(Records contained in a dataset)
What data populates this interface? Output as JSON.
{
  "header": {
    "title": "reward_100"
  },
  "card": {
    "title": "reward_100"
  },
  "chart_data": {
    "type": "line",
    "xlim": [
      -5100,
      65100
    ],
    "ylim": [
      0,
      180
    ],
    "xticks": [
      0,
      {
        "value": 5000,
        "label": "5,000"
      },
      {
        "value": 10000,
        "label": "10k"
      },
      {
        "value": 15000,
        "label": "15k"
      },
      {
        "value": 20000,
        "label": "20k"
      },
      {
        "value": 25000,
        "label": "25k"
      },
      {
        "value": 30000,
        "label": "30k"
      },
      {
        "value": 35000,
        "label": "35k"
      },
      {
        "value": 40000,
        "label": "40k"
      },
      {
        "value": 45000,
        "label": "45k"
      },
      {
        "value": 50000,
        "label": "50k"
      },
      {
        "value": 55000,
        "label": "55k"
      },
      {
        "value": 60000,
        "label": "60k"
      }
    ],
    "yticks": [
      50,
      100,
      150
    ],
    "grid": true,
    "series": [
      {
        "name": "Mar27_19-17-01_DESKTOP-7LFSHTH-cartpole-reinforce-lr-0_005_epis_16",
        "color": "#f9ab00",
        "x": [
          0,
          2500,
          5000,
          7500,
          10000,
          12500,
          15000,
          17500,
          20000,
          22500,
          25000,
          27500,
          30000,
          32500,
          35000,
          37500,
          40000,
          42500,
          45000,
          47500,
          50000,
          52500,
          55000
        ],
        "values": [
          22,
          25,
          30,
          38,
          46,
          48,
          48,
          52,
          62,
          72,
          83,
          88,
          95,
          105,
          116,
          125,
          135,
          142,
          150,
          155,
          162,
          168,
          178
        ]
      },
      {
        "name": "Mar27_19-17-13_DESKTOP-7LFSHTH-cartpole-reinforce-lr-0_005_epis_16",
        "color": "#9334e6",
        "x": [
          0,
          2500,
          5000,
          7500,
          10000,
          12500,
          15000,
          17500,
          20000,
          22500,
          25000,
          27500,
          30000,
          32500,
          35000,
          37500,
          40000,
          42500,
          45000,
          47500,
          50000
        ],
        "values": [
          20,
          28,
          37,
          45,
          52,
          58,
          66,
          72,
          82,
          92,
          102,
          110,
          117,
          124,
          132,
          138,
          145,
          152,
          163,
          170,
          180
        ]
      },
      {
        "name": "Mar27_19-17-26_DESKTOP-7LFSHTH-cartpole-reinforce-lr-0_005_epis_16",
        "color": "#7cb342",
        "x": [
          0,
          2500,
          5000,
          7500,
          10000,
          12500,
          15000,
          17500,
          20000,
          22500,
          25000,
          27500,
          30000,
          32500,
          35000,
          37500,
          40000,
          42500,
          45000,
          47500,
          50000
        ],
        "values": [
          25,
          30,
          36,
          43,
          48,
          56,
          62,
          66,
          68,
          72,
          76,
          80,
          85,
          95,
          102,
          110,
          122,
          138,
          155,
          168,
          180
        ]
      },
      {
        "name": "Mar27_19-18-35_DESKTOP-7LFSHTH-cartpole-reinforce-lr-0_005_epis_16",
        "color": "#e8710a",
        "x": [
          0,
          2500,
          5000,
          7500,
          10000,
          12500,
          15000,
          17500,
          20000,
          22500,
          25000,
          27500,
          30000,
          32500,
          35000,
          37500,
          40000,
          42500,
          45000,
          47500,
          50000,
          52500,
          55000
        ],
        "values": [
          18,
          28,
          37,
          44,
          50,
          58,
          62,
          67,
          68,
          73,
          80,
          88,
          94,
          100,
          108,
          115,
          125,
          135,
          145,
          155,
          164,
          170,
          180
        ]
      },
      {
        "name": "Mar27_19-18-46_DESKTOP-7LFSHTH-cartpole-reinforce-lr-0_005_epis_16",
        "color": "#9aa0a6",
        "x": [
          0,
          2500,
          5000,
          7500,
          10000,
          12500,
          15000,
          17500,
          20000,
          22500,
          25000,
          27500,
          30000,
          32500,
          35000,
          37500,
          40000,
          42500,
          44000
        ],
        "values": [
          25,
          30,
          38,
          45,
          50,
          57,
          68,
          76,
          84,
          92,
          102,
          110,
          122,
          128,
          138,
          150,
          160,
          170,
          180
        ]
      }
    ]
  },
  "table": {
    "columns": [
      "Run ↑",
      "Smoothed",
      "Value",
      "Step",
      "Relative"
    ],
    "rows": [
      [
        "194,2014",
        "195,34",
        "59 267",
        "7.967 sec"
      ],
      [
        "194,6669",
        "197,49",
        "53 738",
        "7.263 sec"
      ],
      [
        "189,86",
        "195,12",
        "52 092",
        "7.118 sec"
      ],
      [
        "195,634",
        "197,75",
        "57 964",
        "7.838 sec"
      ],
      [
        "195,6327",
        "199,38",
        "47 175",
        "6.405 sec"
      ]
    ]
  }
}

◆ PROBLEM TO SOLVE
Copy all of the material word for word.

◆ OUTPUT
What data populates this interface? Output as JSON.
{
  "header": {
    "title": "reward_100"
  },
  "card": {
    "title": "reward_100"
  },
  "chart_data": {
    "type": "line",
    "xlim": [
      -5100,
      65100
    ],
    "ylim": [
      0,
      180
    ],
    "xticks": [
      0,
      {
        "value": 5000,
        "label": "5,000"
      },
      {
        "value": 10000,
        "label": "10k"
      },
      {
        "value": 15000,
        "label": "15k"
      },
      {
        "value": 20000,
        "label": "20k"
      },
      {
        "value": 25000,
        "label": "25k"
      },
      {
        "value": 30000,
        "label": "30k"
      },
      {
        "value": 35000,
        "label": "35k"
      },
      {
        "value": 40000,
        "label": "40k"
      },
      {
        "value": 45000,
        "label": "45k"
      },
      {
        "value": 50000,
        "label": "50k"
      },
      {
        "value": 55000,
        "label": "55k"
      },
      {
        "value": 60000,
        "label": "60k"
      }
    ],
    "yticks": [
      50,
      100,
      150
    ],
    "grid": true,
    "series": [
      {
        "name": "Mar27_19-17-01_DESKTOP-7LFSHTH-cartpole-reinforce-lr-0_005_epis_16",
        "color": "#f9ab00",
        "x": [
          0,
          2500,
          5000,
          7500,
          10000,
          12500,
          15000,
          17500,
          20000,
          22500,
          25000,
          27500,
          30000,
          32500,
          35000,
          37500,
          40000,
          42500,
          45000,
          47500,
          50000,
          52500,
          55000
        ],
        "values": [
          22,
          25,
          30,
          38,
          46,
          48,
          48,
          52,
          62,
          72,
          83,
          88,
          95,
          105,
          116,
          125,
          135,
          142,
          150,
          155,
          162,
          168,
          178
        ]
      },
      {
        "name": "Mar27_19-17-13_DESKTOP-7LFSHTH-cartpole-reinforce-lr-0_005_epis_16",
        "color": "#9334e6",
        "x": [
          0,
          2500,
          5000,
          7500,
          10000,
          12500,
          15000,
          17500,
          20000,
          22500,
          25000,
          27500,
          30000,
          32500,
          35000,
          37500,
          40000,
          42500,
          45000,
          47500,
          50000
        ],
        "values": [
          20,
          28,
          37,
          45,
          52,
          58,
          66,
          72,
          82,
          92,
          102,
          110,
          117,
          124,
          132,
          138,
          145,
          152,
          163,
          170,
          180
        ]
      },
      {
        "name": "Mar27_19-17-26_DESKTOP-7LFSHTH-cartpole-reinforce-lr-0_005_epis_16",
        "color": "#7cb342",
        "x": [
          0,
          2500,
          5000,
          7500,
          10000,
          12500,
          15000,
          17500,
          20000,
          22500,
          25000,
          27500,
          30000,
          32500,
          35000,
          37500,
          40000,
          42500,
          45000,
          47500,
          50000
        ],
        "values": [
          25,
          30,
          36,
          43,
          48,
          56,
          62,
          66,
          68,
          72,
          76,
          80,
          85,
          95,
          102,
          110,
          122,
          138,
          155,
          168,
          180
        ]
      },
      {
        "name": "Mar27_19-18-35_DESKTOP-7LFSHTH-cartpole-reinforce-lr-0_005_epis_16",
        "color": "#e8710a",
        "x": [
          0,
          2500,
          5000,
          7500,
          10000,
          12500,
          15000,
          17500,
          20000,
          22500,
          25000,
          27500,
          30000,
          32500,
          35000,
          37500,
          40000,
          42500,
          45000,
          47500,
          50000,
          52500,
          55000
        ],
        "values": [
          18,
          28,
          37,
          44,
          50,
          58,
          62,
          67,
          68,
          73,
          80,
          88,
          94,
          100,
          108,
          115,
          125,
          135,
          145,
          155,
          164,
          170,
          180
        ]
      },
      {
        "name": "Mar27_19-18-46_DESKTOP-7LFSHTH-cartpole-reinforce-lr-0_005_epis_16",
        "color": "#9aa0a6",
        "x": [
          0,
          2500,
          5000,
          7500,
          10000,
          12500,
          15000,
          17500,
          20000,
          22500,
          25000,
          27500,
          30000,
          32500,
          35000,
          37500,
          40000,
          42500,
          44000
        ],
        "values": [
          25,
          30,
          38,
          45,
          50,
          57,
          68,
          76,
          84,
          92,
          102,
          110,
          122,
          128,
          138,
          150,
          160,
          170,
          180
        ]
      }
    ]
  },
  "table": {
    "columns": [
      "Run ↑",
      "Smoothed",
      "Value",
      "Step",
      "Relative"
    ],
    "rows": [
      [
        "194,2014",
        "195,34",
        "59 267",
        "7.967 sec"
      ],
      [
        "194,6669",
        "197,49",
        "53 738",
        "7.263 sec"
      ],
      [
        "189,86",
        "195,12",
        "52 092",
        "7.118 sec"
      ],
      [
        "195,634",
        "197,75",
        "57 964",
        "7.838 sec"
      ],
      [
        "195,6327",
        "199,38",
        "47 175",
        "6.405 sec"
      ]
    ]
  }
}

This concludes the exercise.